SHORT EXERCISE.
Locate every line in the records below that contains the word "MODERN", and copy each one.

··· ITEMS

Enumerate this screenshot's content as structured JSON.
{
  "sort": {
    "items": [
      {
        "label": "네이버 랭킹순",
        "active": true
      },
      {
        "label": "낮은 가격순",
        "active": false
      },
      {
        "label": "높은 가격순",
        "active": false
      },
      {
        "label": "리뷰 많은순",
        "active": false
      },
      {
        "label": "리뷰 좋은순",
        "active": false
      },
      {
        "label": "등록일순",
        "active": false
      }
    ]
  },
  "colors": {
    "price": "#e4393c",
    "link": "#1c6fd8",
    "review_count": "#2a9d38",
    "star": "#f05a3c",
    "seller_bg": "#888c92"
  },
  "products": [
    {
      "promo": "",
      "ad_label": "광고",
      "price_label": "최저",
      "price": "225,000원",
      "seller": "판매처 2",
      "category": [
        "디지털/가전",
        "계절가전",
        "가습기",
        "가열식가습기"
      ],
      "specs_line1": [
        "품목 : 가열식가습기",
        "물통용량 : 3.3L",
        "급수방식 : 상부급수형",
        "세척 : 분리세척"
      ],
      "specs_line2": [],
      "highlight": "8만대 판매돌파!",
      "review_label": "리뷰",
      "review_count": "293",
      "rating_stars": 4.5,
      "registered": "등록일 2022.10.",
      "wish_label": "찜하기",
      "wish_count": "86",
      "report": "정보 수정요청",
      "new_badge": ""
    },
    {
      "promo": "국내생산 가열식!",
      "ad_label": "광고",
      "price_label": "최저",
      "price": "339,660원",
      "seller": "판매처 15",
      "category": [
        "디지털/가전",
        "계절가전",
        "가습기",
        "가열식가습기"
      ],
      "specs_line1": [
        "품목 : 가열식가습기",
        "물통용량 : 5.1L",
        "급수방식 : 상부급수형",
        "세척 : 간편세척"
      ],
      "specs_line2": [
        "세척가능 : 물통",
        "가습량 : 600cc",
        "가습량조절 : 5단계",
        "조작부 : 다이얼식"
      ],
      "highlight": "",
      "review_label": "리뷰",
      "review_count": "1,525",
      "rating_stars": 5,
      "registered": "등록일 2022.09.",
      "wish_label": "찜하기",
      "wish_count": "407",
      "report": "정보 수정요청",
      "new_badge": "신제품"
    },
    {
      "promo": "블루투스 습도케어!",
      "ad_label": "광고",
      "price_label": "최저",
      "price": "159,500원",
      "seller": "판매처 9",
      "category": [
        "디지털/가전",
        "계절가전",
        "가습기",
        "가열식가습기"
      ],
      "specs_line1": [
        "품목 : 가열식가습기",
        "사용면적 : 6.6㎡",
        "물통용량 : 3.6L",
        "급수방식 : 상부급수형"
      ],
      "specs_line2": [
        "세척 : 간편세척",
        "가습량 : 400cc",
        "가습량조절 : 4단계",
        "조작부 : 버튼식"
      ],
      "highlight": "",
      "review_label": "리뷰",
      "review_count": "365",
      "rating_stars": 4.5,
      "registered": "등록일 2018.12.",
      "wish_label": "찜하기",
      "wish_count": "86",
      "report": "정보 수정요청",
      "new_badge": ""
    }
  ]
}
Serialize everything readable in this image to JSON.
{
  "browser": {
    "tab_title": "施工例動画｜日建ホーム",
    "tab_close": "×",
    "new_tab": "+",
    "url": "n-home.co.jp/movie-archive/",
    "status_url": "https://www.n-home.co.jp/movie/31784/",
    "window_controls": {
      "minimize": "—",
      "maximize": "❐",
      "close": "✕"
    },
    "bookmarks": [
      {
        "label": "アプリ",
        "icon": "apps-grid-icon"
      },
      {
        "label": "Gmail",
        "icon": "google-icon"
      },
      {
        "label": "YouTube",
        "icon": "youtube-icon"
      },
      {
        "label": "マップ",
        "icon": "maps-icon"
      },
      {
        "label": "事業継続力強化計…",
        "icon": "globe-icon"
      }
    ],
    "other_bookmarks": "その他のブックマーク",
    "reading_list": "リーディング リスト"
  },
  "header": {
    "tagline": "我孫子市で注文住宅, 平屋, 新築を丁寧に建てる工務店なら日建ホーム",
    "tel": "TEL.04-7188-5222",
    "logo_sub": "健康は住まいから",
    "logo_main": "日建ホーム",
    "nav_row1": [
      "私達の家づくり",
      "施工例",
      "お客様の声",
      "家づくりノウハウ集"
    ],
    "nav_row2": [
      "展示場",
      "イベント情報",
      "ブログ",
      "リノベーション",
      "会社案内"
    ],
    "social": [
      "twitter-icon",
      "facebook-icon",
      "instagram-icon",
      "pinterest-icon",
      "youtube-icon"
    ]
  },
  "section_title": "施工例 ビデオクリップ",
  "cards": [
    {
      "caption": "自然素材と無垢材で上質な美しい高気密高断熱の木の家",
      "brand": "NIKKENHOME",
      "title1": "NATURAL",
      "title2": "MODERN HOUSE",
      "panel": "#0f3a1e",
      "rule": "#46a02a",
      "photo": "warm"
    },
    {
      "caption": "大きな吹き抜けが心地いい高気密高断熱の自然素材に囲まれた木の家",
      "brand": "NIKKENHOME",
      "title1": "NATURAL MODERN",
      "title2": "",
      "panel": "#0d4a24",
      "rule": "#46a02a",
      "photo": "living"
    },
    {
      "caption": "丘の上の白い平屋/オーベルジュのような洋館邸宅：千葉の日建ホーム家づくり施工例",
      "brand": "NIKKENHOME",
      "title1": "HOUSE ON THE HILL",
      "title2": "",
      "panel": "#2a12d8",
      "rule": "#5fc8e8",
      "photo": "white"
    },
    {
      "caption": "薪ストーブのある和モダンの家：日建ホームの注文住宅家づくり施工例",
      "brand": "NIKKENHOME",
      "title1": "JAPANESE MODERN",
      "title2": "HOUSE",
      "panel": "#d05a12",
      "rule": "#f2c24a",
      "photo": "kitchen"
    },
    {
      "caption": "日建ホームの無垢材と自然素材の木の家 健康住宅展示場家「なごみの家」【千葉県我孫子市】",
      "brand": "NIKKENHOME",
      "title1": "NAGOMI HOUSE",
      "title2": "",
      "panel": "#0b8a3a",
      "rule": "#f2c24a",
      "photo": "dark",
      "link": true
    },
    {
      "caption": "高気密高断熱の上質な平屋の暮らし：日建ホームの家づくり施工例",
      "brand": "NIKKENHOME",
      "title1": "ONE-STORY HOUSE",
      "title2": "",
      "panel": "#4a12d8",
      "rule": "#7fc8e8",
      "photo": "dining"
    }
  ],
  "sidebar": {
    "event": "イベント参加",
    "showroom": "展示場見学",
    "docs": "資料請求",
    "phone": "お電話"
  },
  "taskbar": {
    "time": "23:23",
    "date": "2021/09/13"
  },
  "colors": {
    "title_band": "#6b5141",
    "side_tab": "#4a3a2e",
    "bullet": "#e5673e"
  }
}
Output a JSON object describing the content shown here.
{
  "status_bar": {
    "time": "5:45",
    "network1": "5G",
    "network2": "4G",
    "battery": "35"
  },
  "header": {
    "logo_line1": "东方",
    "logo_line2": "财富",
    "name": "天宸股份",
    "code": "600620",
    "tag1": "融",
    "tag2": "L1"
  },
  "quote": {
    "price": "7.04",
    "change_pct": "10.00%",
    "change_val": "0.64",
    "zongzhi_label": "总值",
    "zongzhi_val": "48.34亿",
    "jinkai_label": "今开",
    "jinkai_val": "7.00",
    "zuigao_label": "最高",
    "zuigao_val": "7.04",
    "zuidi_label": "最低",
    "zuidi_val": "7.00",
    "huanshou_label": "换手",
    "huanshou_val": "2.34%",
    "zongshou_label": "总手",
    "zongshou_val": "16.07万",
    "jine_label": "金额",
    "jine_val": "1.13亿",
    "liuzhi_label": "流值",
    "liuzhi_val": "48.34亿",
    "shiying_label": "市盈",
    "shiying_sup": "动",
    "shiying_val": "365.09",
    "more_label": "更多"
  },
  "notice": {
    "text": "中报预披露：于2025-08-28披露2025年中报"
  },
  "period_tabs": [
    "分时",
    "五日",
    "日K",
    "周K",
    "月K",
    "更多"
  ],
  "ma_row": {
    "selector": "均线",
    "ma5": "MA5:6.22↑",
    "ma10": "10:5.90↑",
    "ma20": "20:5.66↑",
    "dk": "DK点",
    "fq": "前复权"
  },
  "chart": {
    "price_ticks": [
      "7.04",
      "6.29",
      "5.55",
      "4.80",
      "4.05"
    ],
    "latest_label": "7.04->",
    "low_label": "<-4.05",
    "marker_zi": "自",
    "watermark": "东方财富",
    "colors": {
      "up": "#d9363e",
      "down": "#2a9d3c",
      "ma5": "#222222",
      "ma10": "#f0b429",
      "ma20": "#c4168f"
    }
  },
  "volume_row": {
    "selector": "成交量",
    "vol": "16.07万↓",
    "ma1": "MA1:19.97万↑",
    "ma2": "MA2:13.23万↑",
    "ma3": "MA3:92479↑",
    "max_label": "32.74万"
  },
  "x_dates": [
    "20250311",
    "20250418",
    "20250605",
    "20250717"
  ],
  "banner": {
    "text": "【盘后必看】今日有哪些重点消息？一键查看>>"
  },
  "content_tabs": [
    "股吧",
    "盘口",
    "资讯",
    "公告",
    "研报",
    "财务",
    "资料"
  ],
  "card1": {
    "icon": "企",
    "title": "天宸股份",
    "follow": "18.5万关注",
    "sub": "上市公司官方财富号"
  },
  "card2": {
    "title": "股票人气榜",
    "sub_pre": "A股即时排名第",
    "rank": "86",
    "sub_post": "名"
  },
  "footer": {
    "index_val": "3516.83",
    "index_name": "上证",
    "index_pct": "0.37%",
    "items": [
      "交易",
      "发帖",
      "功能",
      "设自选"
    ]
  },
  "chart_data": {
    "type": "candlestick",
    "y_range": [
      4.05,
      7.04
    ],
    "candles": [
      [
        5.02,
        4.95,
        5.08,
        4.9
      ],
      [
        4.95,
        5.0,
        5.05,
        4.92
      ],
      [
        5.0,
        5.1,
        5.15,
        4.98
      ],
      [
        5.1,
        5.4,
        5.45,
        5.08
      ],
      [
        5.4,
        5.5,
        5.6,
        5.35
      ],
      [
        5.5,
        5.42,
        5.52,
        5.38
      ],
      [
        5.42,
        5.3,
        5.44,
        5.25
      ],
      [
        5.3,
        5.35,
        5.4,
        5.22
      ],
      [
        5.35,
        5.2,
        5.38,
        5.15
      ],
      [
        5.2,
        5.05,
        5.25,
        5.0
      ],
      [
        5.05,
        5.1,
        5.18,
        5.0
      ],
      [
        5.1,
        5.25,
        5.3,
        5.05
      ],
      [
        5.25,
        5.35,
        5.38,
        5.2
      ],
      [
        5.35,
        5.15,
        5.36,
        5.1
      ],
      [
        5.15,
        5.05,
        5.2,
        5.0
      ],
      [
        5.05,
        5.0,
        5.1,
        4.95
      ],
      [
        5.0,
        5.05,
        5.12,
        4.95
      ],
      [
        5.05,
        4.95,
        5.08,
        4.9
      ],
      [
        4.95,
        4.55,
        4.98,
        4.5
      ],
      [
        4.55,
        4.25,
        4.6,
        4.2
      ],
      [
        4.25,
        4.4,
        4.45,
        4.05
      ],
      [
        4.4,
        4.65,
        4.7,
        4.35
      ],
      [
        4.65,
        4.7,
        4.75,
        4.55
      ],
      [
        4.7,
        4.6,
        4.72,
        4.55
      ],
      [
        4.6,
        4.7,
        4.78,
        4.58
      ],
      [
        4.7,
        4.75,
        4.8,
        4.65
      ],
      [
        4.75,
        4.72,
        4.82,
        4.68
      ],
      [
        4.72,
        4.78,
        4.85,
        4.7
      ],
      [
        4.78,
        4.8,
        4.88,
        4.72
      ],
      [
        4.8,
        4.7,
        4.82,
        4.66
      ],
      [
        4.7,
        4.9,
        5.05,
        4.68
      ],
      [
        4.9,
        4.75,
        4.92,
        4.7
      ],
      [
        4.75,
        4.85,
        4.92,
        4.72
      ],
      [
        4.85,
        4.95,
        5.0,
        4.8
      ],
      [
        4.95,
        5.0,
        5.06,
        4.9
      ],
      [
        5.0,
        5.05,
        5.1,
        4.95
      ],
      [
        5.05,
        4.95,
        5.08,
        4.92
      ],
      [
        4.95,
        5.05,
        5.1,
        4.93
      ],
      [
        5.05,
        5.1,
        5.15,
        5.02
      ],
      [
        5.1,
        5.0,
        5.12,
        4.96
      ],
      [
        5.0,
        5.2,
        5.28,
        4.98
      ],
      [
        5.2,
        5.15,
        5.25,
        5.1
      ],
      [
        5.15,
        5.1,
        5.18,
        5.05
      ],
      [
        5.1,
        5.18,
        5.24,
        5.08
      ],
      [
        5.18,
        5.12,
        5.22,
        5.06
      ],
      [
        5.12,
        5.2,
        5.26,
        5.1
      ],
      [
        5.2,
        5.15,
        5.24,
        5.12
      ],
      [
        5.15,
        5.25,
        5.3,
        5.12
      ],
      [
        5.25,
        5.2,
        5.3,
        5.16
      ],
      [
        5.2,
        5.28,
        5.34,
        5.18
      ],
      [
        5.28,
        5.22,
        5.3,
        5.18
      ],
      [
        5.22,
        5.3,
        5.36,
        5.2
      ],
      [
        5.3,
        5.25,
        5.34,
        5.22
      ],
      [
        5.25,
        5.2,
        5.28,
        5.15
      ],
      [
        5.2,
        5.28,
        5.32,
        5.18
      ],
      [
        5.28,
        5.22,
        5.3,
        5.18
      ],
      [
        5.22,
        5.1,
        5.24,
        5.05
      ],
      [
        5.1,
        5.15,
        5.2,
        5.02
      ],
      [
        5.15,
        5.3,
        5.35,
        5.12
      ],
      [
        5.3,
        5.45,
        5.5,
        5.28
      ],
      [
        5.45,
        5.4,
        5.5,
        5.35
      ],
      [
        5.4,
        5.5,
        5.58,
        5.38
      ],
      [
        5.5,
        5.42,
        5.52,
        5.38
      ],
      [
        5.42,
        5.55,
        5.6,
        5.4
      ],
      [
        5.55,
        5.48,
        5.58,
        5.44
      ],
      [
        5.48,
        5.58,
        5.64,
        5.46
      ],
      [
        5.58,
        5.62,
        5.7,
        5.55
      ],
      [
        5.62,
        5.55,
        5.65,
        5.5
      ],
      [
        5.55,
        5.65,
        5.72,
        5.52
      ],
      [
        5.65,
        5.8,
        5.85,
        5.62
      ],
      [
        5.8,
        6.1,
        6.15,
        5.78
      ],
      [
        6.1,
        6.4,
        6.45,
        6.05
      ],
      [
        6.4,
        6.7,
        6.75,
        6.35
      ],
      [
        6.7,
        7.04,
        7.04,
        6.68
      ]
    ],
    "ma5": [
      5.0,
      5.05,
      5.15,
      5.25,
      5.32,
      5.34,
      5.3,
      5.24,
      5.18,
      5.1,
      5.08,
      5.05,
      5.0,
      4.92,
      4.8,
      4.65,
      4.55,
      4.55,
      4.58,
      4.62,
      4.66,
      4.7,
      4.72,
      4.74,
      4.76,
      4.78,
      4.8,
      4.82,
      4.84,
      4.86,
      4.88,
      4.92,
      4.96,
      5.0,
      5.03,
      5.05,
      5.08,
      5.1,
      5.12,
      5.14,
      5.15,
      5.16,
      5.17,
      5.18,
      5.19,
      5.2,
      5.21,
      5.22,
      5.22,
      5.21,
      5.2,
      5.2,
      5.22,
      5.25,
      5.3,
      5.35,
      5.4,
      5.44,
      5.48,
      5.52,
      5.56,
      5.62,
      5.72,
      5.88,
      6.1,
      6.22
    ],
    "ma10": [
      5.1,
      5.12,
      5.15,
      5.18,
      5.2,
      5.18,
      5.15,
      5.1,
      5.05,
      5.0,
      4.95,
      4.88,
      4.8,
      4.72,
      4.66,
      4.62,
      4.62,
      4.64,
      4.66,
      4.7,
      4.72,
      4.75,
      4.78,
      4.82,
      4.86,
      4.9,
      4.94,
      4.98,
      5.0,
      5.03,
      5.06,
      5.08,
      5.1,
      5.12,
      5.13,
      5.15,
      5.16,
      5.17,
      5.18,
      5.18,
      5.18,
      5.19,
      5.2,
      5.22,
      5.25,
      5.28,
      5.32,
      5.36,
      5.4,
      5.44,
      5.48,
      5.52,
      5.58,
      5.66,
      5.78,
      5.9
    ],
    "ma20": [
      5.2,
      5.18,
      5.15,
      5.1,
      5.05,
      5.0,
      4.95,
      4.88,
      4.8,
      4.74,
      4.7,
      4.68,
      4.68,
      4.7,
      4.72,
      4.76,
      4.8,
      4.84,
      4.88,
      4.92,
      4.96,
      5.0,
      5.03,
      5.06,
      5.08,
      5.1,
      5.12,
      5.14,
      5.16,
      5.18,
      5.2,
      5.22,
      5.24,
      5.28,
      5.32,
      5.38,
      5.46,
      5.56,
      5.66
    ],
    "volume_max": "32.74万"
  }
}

······

THE REPLY.
      "title2": "MODERN HOUSE",
      "title1": "NATURAL MODERN",
      "title1": "JAPANESE MODERN",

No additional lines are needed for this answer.